─── Listing

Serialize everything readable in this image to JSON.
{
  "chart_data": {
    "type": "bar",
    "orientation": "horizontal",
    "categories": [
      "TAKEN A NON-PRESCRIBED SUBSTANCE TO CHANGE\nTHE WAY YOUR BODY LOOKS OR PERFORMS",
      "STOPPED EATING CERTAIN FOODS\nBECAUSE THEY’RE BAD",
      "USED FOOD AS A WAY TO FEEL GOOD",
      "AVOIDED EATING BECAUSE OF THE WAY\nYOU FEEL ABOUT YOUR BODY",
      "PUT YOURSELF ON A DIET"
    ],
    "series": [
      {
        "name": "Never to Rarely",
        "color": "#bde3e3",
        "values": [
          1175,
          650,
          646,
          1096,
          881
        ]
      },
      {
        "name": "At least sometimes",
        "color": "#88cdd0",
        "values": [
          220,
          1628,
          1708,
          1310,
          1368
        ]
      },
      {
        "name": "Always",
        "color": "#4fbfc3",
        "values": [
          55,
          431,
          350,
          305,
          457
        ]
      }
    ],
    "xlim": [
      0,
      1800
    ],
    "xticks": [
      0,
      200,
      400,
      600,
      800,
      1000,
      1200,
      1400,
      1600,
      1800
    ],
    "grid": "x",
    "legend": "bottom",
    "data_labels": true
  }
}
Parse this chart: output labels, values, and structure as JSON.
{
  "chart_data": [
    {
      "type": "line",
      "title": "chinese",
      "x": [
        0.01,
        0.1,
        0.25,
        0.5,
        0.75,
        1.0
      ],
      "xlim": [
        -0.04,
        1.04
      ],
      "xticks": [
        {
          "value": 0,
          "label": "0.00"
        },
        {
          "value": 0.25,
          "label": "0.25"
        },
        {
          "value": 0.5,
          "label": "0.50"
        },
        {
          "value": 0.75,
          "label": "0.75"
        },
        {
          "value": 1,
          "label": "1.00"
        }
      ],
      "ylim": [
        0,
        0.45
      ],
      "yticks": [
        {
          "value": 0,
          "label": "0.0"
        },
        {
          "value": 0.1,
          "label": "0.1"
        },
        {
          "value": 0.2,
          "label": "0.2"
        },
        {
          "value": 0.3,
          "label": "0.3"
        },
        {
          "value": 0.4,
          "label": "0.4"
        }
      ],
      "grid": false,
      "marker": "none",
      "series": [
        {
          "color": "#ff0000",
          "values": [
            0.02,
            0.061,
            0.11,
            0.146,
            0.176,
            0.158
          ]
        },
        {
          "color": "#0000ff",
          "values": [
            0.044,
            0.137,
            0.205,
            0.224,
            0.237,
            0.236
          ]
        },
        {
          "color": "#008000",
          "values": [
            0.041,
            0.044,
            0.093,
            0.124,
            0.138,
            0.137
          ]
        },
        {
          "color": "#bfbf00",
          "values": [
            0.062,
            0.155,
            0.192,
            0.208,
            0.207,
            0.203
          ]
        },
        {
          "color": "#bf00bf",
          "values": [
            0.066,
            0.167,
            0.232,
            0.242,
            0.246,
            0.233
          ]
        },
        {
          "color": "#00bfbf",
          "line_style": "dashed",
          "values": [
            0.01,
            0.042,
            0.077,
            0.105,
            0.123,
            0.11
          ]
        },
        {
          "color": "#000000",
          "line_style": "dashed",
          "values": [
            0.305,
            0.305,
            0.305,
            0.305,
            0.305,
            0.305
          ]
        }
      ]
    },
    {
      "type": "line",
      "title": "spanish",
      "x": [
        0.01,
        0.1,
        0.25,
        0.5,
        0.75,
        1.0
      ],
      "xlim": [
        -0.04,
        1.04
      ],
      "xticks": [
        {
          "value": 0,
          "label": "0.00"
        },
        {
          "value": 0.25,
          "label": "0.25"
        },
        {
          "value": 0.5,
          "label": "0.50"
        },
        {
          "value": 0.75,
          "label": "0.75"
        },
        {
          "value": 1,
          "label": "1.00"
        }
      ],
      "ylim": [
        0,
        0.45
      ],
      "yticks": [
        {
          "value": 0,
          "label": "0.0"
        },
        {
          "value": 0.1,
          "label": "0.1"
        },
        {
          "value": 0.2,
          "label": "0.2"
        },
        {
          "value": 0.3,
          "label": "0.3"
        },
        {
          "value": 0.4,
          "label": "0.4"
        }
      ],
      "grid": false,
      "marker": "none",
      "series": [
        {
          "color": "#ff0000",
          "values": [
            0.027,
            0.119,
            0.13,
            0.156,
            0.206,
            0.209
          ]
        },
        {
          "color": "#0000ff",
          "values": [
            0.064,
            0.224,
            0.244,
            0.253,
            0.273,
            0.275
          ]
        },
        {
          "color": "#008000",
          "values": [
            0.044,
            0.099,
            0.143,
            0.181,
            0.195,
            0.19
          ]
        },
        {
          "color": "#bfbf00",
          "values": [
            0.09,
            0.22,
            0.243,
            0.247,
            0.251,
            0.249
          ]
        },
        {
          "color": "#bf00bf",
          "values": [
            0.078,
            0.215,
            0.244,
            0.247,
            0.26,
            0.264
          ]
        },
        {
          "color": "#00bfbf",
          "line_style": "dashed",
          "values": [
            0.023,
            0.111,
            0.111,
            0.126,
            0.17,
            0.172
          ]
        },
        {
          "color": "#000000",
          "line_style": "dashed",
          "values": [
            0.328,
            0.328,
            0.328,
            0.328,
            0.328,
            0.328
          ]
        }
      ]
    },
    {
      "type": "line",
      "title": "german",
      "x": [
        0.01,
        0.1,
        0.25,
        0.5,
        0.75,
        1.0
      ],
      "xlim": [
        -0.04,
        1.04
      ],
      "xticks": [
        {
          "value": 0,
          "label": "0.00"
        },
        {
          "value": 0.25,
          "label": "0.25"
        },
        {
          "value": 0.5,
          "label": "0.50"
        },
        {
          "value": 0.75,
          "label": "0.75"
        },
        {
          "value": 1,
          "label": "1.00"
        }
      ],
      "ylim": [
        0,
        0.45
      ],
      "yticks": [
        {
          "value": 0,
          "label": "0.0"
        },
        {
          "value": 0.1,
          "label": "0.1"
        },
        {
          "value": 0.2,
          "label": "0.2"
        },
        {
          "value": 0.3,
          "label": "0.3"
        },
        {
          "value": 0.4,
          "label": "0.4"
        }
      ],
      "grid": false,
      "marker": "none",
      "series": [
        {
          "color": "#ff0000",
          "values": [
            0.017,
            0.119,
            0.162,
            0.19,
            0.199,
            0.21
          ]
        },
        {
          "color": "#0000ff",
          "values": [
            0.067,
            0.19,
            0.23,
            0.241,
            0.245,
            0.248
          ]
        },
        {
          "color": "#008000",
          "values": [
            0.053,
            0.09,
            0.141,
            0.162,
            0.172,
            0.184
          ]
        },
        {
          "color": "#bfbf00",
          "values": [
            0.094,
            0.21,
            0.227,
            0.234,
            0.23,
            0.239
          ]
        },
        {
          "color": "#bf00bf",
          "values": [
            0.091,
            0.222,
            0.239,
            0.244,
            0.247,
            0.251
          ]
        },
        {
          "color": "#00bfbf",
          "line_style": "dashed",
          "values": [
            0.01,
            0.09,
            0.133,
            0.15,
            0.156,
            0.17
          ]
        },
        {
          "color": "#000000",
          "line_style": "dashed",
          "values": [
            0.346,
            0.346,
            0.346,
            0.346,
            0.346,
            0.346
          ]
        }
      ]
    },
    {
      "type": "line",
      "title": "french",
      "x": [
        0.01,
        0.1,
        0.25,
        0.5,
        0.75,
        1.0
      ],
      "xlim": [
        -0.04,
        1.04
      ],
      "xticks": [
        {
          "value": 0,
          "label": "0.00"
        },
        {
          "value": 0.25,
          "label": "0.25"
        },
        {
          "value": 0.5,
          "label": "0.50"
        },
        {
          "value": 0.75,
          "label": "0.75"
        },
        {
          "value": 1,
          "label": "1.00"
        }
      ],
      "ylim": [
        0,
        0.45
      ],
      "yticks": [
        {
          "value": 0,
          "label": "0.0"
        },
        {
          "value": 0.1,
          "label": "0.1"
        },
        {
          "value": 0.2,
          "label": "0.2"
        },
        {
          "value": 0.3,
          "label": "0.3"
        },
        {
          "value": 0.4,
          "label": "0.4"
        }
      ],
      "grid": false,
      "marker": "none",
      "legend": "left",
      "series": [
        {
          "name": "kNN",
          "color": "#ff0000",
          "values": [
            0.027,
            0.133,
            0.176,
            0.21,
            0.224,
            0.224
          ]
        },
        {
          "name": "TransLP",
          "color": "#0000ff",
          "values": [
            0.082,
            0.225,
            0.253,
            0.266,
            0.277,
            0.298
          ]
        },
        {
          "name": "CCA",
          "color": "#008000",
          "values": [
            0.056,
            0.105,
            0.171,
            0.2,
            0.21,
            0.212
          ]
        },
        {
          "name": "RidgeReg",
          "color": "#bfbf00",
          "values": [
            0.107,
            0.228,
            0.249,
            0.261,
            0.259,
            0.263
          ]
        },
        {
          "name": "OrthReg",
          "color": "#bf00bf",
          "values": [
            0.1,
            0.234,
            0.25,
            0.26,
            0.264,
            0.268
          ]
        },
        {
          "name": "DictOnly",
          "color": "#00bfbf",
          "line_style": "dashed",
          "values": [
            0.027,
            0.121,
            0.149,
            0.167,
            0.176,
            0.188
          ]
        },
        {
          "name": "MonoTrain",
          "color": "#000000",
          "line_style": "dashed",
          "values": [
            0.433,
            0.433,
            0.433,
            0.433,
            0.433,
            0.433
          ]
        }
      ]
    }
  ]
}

──────

■ Job ■
In the entries above, find every line holding the word "JSON" and copy it out.

■ Answer to this task ■
Serialize everything readable in this image to JSON.
Parse this chart: output labels, values, and structure as JSON.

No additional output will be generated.